** Begin Raw data **
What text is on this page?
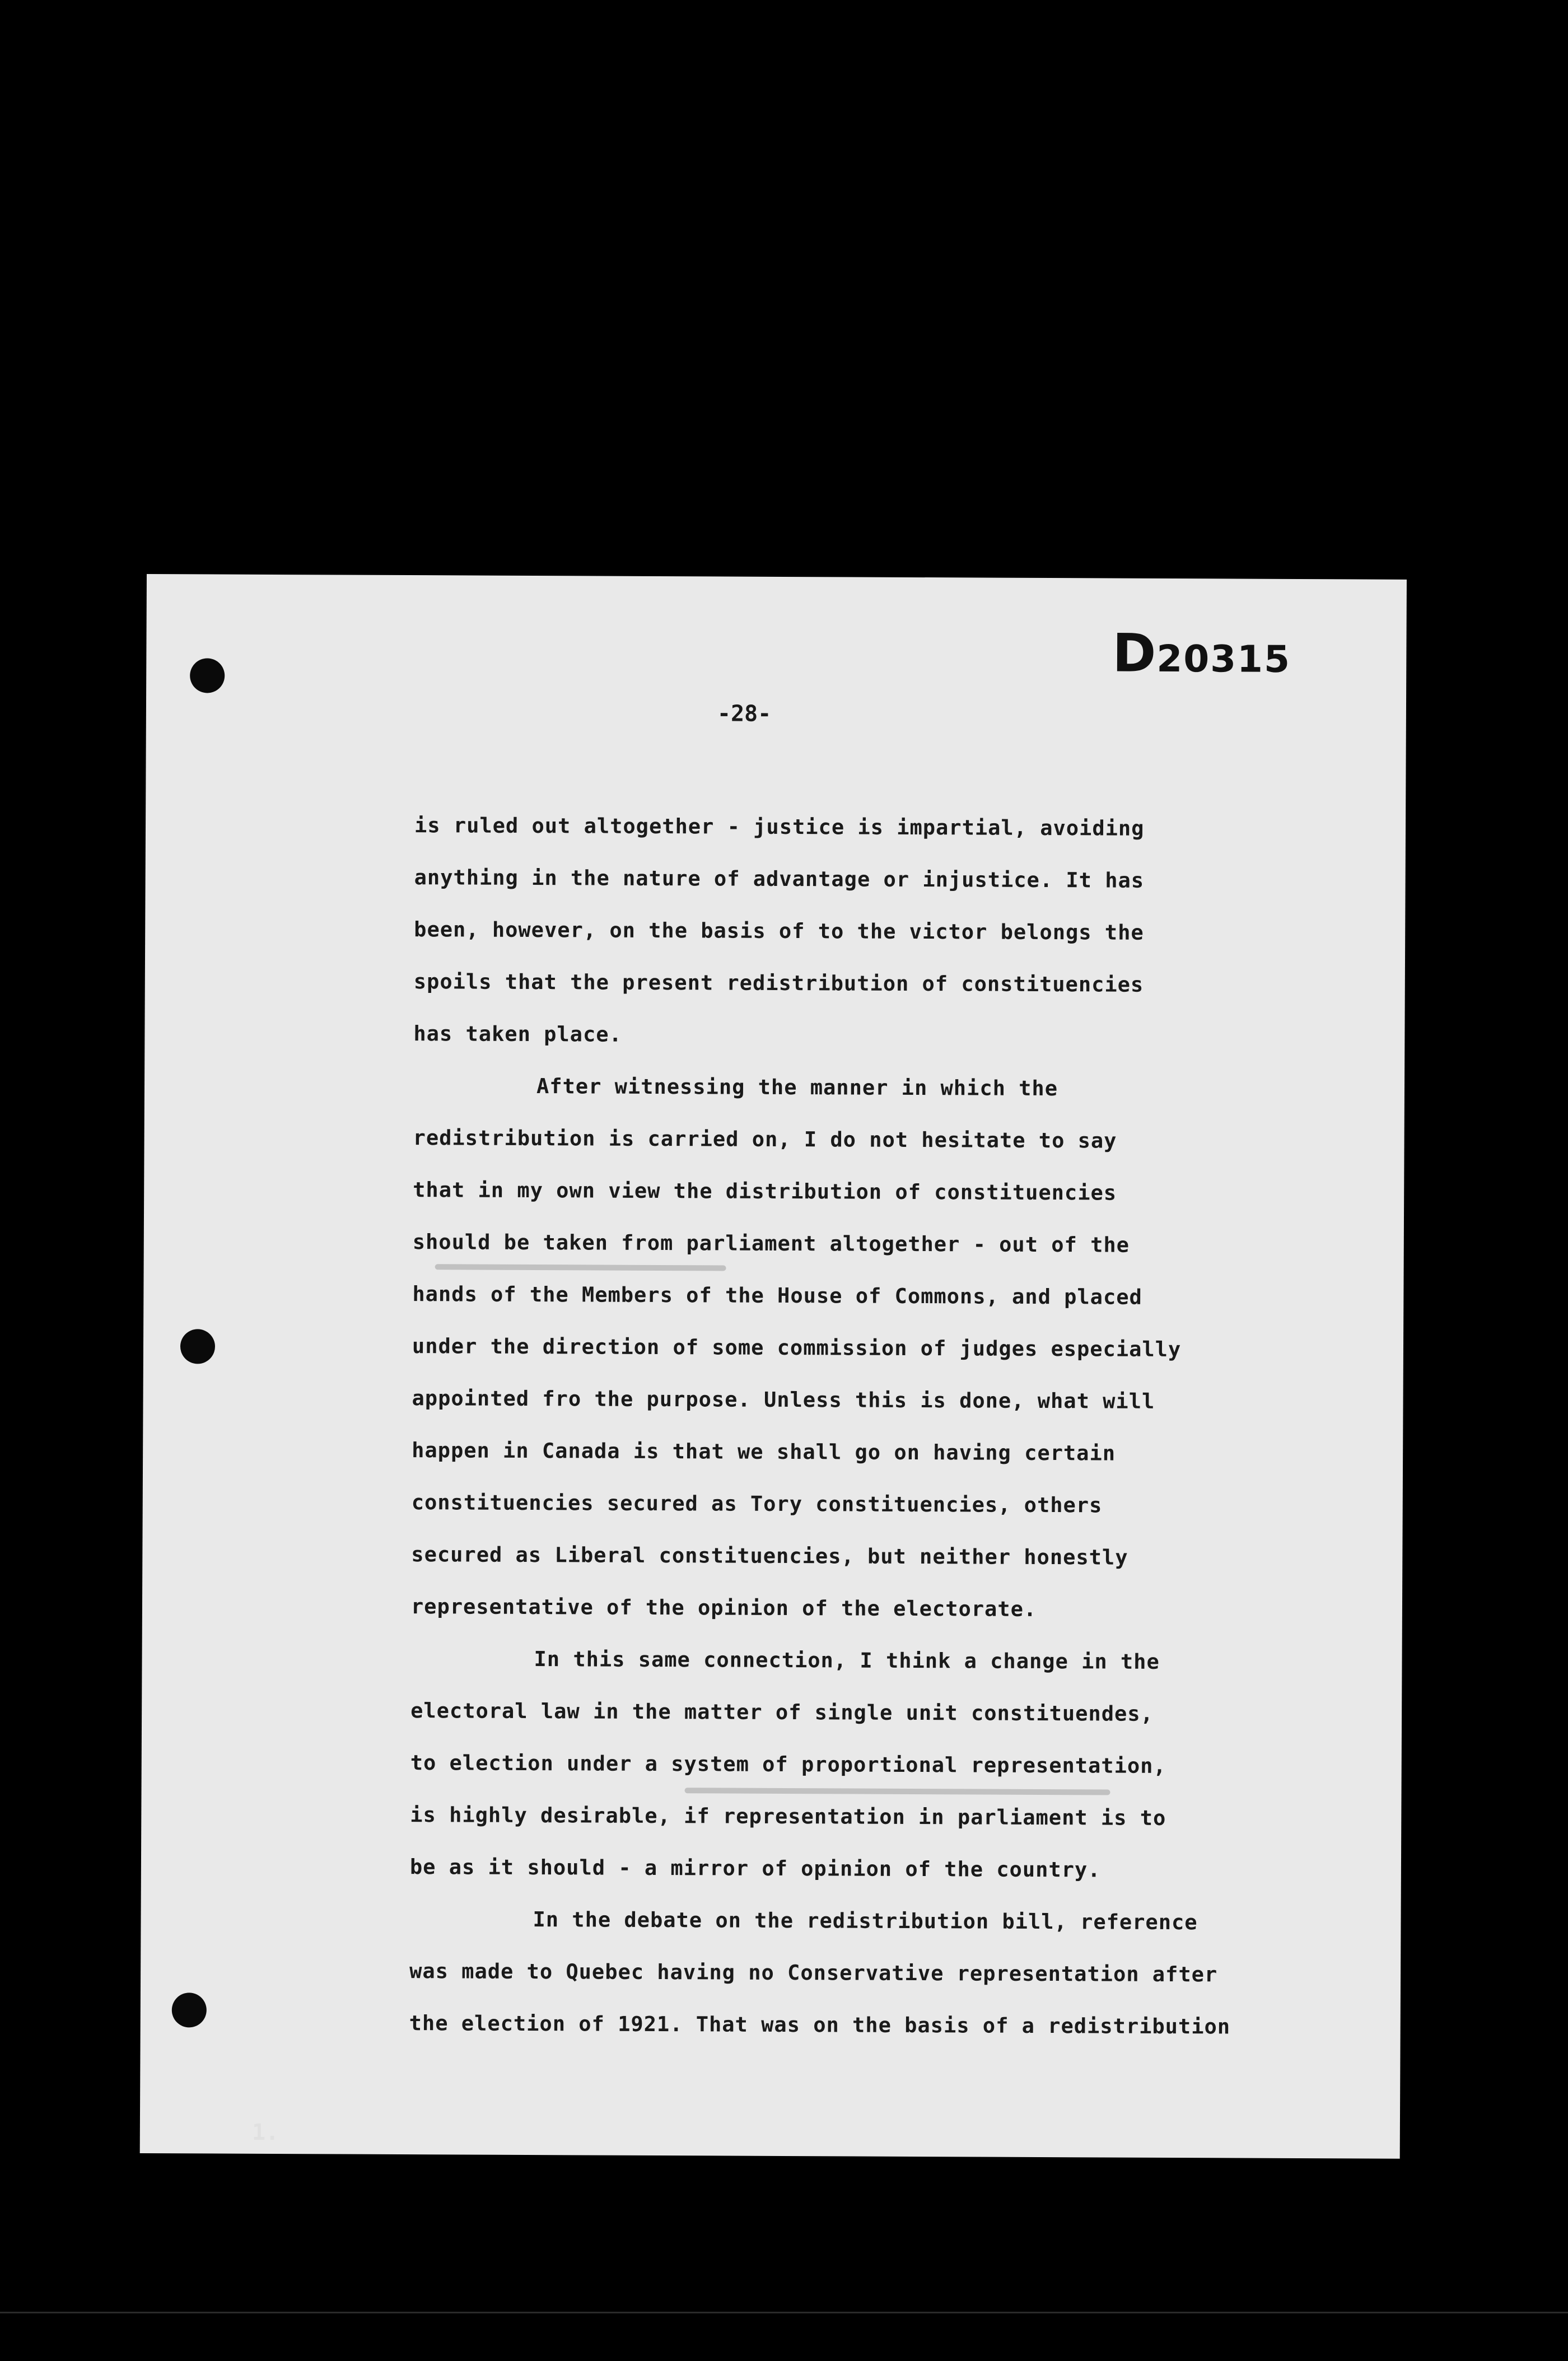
D20315
-28-
is ruled out altogether - justice is impartial, avoiding
anything in the nature of advantage or injustice. It has
been, however, on the basis of to the victor belongs the
spoils that the present redistribution of constituencies
has taken place.
After witnessing the manner in which the
redistribution is carried on, I do not hesitate to say
that in my own view the distribution of constituencies
should be taken from parliament altogether - out of the
hands of the Members of the House of Commons, and placed
under the direction of some commission of judges especially
appointed fro the purpose. Unless this is done, what will
happen in Canada is that we shall go on having certain
constituencies secured as Tory constituencies, others
secured as Liberal constituencies, but neither honestly
representative of the opinion of the electorate.
In this same connection, I think a change in the
electoral law in the matter of single unit constituendes,
to election under a system of proportional representation,
is highly desirable, if representation in parliament is to
be as it should - a mirror of opinion of the country.
In the debate on the redistribution bill, reference
was made to Quebec having no Conservative representation after
the election of 1921. That was on the basis of a redistribution
1.
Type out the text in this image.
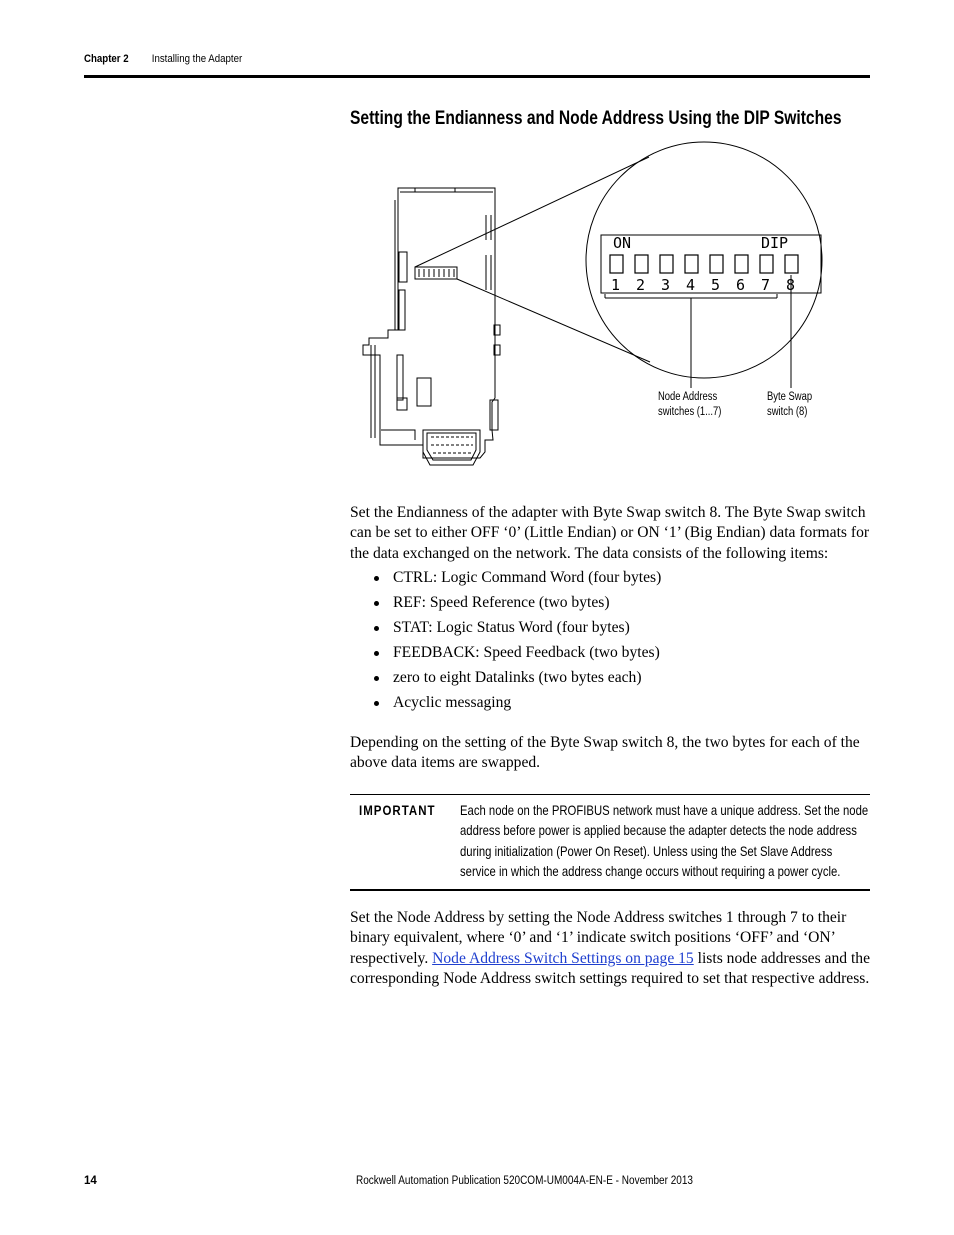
Chapter 2 Installing the Adapter
Setting the Endianness and Node Address Using the DIP Switches
ON	DIP
1 2 3 4 5 6 7 8
Node Address
switches (1...7)
Byte Swap
switch (8)

Set the Endianness of the adapter with Byte Swap switch 8. The Byte Swap switch can be set to either OFF ‘0’ (Little Endian) or ON ‘1’ (Big Endian) data formats for the data exchanged on the network. The data consists of the following items:

CTRL: Logic Command Word (four bytes)
REF: Speed Reference (two bytes)
STAT: Logic Status Word (four bytes)
FEEDBACK: Speed Feedback (two bytes)
zero to eight Datalinks (two bytes each)
Acyclic messaging

Depending on the setting of the Byte Swap switch 8, the two bytes for each of the above data items are swapped.

IMPORTANT Each node on the PROFIBUS network must have a unique address. Set the node address before power is applied because the adapter detects the node address during initialization (Power On Reset). Unless using the Set Slave Address service in which the address change occurs without requiring a power cycle.

Set the Node Address by setting the Node Address switches 1 through 7 to their binary equivalent, where ‘0’ and ‘1’ indicate switch positions ‘OFF’ and ‘ON’ respectively. Node Address Switch Settings on page 15 lists node addresses and the corresponding Node Address switch settings required to set that respective address.

14	Rockwell Automation Publication 520COM-UM004A-EN-E - November 2013
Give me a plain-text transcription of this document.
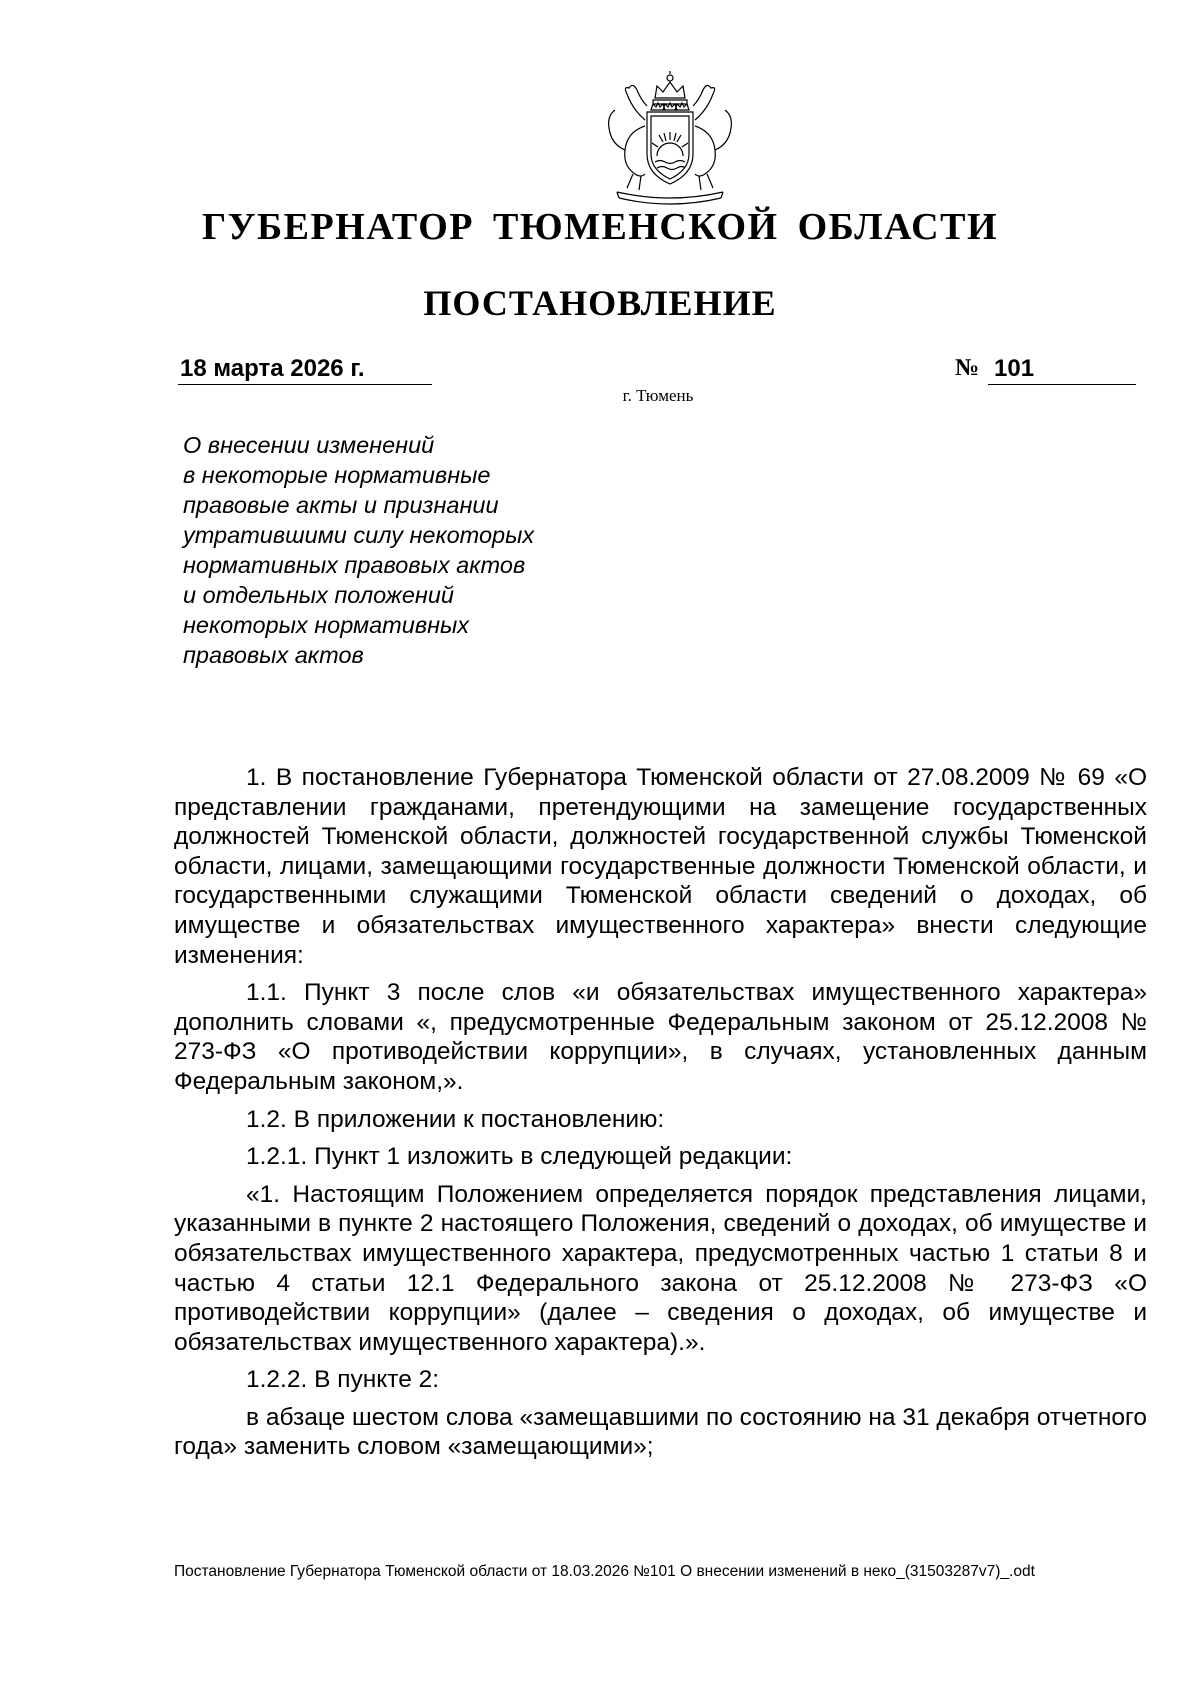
ГУБЕРНАТОР ТЮМЕНСКОЙ ОБЛАСТИ
ПОСТАНОВЛЕНИЕ
18 марта 2026 г.	№ 101
г. Тюмень
О внесении изменений
в некоторые нормативные
правовые акты и признании
утратившими силу некоторых
нормативных правовых актов
и отдельных положений
некоторых нормативных
правовых актов

1. В постановление Губернатора Тюменской области от 27.08.2009 № 69 «О представлении гражданами, претендующими на замещение государственных должностей Тюменской области, должностей государственной службы Тюменской области, лицами, замещающими государственные должности Тюменской области, и государственными служащими Тюменской области сведений о доходах, об имуществе и обязательствах имущественного характера» внести следующие изменения:

1.1. Пункт 3 после слов «и обязательствах имущественного характера» дополнить словами «, предусмотренные Федеральным законом от 25.12.2008 № 273-ФЗ «О противодействии коррупции», в случаях, установленных данным Федеральным законом,».

1.2. В приложении к постановлению:

1.2.1. Пункт 1 изложить в следующей редакции:

«1. Настоящим Положением определяется порядок представления лицами, указанными в пункте 2 настоящего Положения, сведений о доходах, об имуществе и обязательствах имущественного характера, предусмотренных частью 1 статьи 8 и частью 4 статьи 12.1 Федерального закона от 25.12.2008 № 273-ФЗ «О противодействии коррупции» (далее – сведения о доходах, об имуществе и обязательствах имущественного характера).».

1.2.2. В пункте 2:

в абзаце шестом слова «замещавшими по состоянию на 31 декабря отчетного года» заменить словом «замещающими»;

Постановление Губернатора Тюменской области от 18.03.2026 №101 О внесении изменений в неко_(31503287v7)_.odt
** End Raw data **
Set the pictures aside and transcribe the data above exactly.

**Solution to this problem**
What text is on this page?
D20315
-28-
is ruled out altogether - justice is impartial, avoiding
anything in the nature of advantage or injustice. It has
been, however, on the basis of to the victor belongs the
spoils that the present redistribution of constituencies
has taken place.
After witnessing the manner in which the
redistribution is carried on, I do not hesitate to say
that in my own view the distribution of constituencies
should be taken from parliament altogether - out of the
hands of the Members of the House of Commons, and placed
under the direction of some commission of judges especially
appointed fro the purpose. Unless this is done, what will
happen in Canada is that we shall go on having certain
constituencies secured as Tory constituencies, others
secured as Liberal constituencies, but neither honestly
representative of the opinion of the electorate.
In this same connection, I think a change in the
electoral law in the matter of single unit constituendes,
to election under a system of proportional representation,
is highly desirable, if representation in parliament is to
be as it should - a mirror of opinion of the country.
In the debate on the redistribution bill, reference
was made to Quebec having no Conservative representation after
the election of 1921. That was on the basis of a redistribution
1.
Type out the text in this image.
Chapter 2 Installing the Adapter
Setting the Endianness and Node Address Using the DIP Switches
ON	DIP
1 2 3 4 5 6 7 8
Node Address
switches (1...7)
Byte Swap
switch (8)

Set the Endianness of the adapter with Byte Swap switch 8. The Byte Swap switch can be set to either OFF ‘0’ (Little Endian) or ON ‘1’ (Big Endian) data formats for the data exchanged on the network. The data consists of the following items:

CTRL: Logic Command Word (four bytes)
REF: Speed Reference (two bytes)
STAT: Logic Status Word (four bytes)
FEEDBACK: Speed Feedback (two bytes)
zero to eight Datalinks (two bytes each)
Acyclic messaging

Depending on the setting of the Byte Swap switch 8, the two bytes for each of the above data items are swapped.

IMPORTANT Each node on the PROFIBUS network must have a unique address. Set the node address before power is applied because the adapter detects the node address during initialization (Power On Reset). Unless using the Set Slave Address service in which the address change occurs without requiring a power cycle.

Set the Node Address by setting the Node Address switches 1 through 7 to their binary equivalent, where ‘0’ and ‘1’ indicate switch positions ‘OFF’ and ‘ON’ respectively. Node Address Switch Settings on page 15 lists node addresses and the corresponding Node Address switch settings required to set that respective address.

14	Rockwell Automation Publication 520COM-UM004A-EN-E - November 2013
Give me a plain-text transcription of this document.
ГУБЕРНАТОР ТЮМЕНСКОЙ ОБЛАСТИ
ПОСТАНОВЛЕНИЕ
18 марта 2026 г.	№ 101
г. Тюмень
О внесении изменений
в некоторые нормативные
правовые акты и признании
утратившими силу некоторых
нормативных правовых актов
и отдельных положений
некоторых нормативных
правовых актов

1. В постановление Губернатора Тюменской области от 27.08.2009 № 69 «О представлении гражданами, претендующими на замещение государственных должностей Тюменской области, должностей государственной службы Тюменской области, лицами, замещающими государственные должности Тюменской области, и государственными служащими Тюменской области сведений о доходах, об имуществе и обязательствах имущественного характера» внести следующие изменения:

1.1. Пункт 3 после слов «и обязательствах имущественного характера» дополнить словами «, предусмотренные Федеральным законом от 25.12.2008 № 273-ФЗ «О противодействии коррупции», в случаях, установленных данным Федеральным законом,».

1.2. В приложении к постановлению:

1.2.1. Пункт 1 изложить в следующей редакции:

«1. Настоящим Положением определяется порядок представления лицами, указанными в пункте 2 настоящего Положения, сведений о доходах, об имуществе и обязательствах имущественного характера, предусмотренных частью 1 статьи 8 и частью 4 статьи 12.1 Федерального закона от 25.12.2008 № 273-ФЗ «О противодействии коррупции» (далее – сведения о доходах, об имуществе и обязательствах имущественного характера).».

1.2.2. В пункте 2:

в абзаце шестом слова «замещавшими по состоянию на 31 декабря отчетного года» заменить словом «замещающими»;

Постановление Губернатора Тюменской области от 18.03.2026 №101 О внесении изменений в неко_(31503287v7)_.odt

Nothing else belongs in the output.